"""
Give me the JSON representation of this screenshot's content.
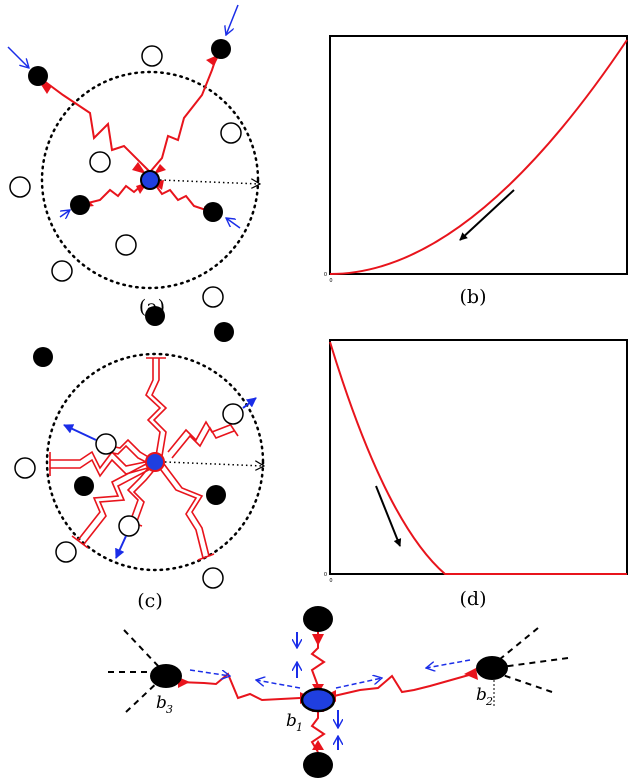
{
  "colors": {
    "spring": "#e8141c",
    "center": "#1f3fe0",
    "arrow_blue": "#1a2de8",
    "black": "#000000"
  },
  "panels": {
    "a": {
      "label": "(a)"
    },
    "b": {
      "label": "(b)",
      "x_origin": "0",
      "y_origin": "0",
      "curve": "convex-increasing"
    },
    "c": {
      "label": "(c)"
    },
    "d": {
      "label": "(d)",
      "x_origin": "0",
      "y_origin": "0",
      "curve": "convex-decreasing"
    },
    "e": {
      "nodes": [
        {
          "letter": "b",
          "sub": "3"
        },
        {
          "letter": "b",
          "sub": "1"
        },
        {
          "letter": "b",
          "sub": "2"
        }
      ]
    }
  }
}
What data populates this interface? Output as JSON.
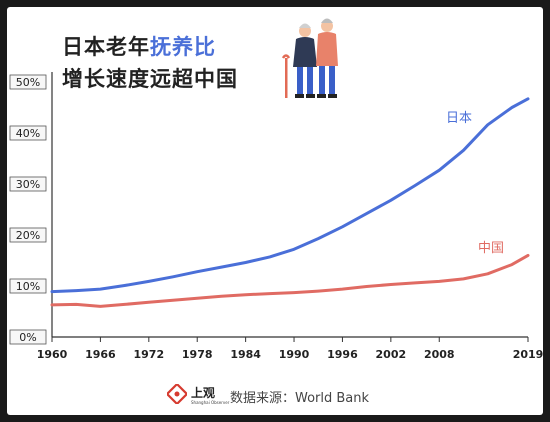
"""
(PROBLEM REQUIREMENTS)
Generate a word-for-word copy of the preceding records, excluding all pictures.

(FINAL RESULT)
Give me the JSON representation of this screenshot's content.
{
  "colors": {
    "spring": "#e8141c",
    "center": "#1f3fe0",
    "arrow_blue": "#1a2de8",
    "black": "#000000"
  },
  "panels": {
    "a": {
      "label": "(a)"
    },
    "b": {
      "label": "(b)",
      "x_origin": "0",
      "y_origin": "0",
      "curve": "convex-increasing"
    },
    "c": {
      "label": "(c)"
    },
    "d": {
      "label": "(d)",
      "x_origin": "0",
      "y_origin": "0",
      "curve": "convex-decreasing"
    },
    "e": {
      "nodes": [
        {
          "letter": "b",
          "sub": "3"
        },
        {
          "letter": "b",
          "sub": "1"
        },
        {
          "letter": "b",
          "sub": "2"
        }
      ]
    }
  }
}
What data populates this interface? Output as JSON.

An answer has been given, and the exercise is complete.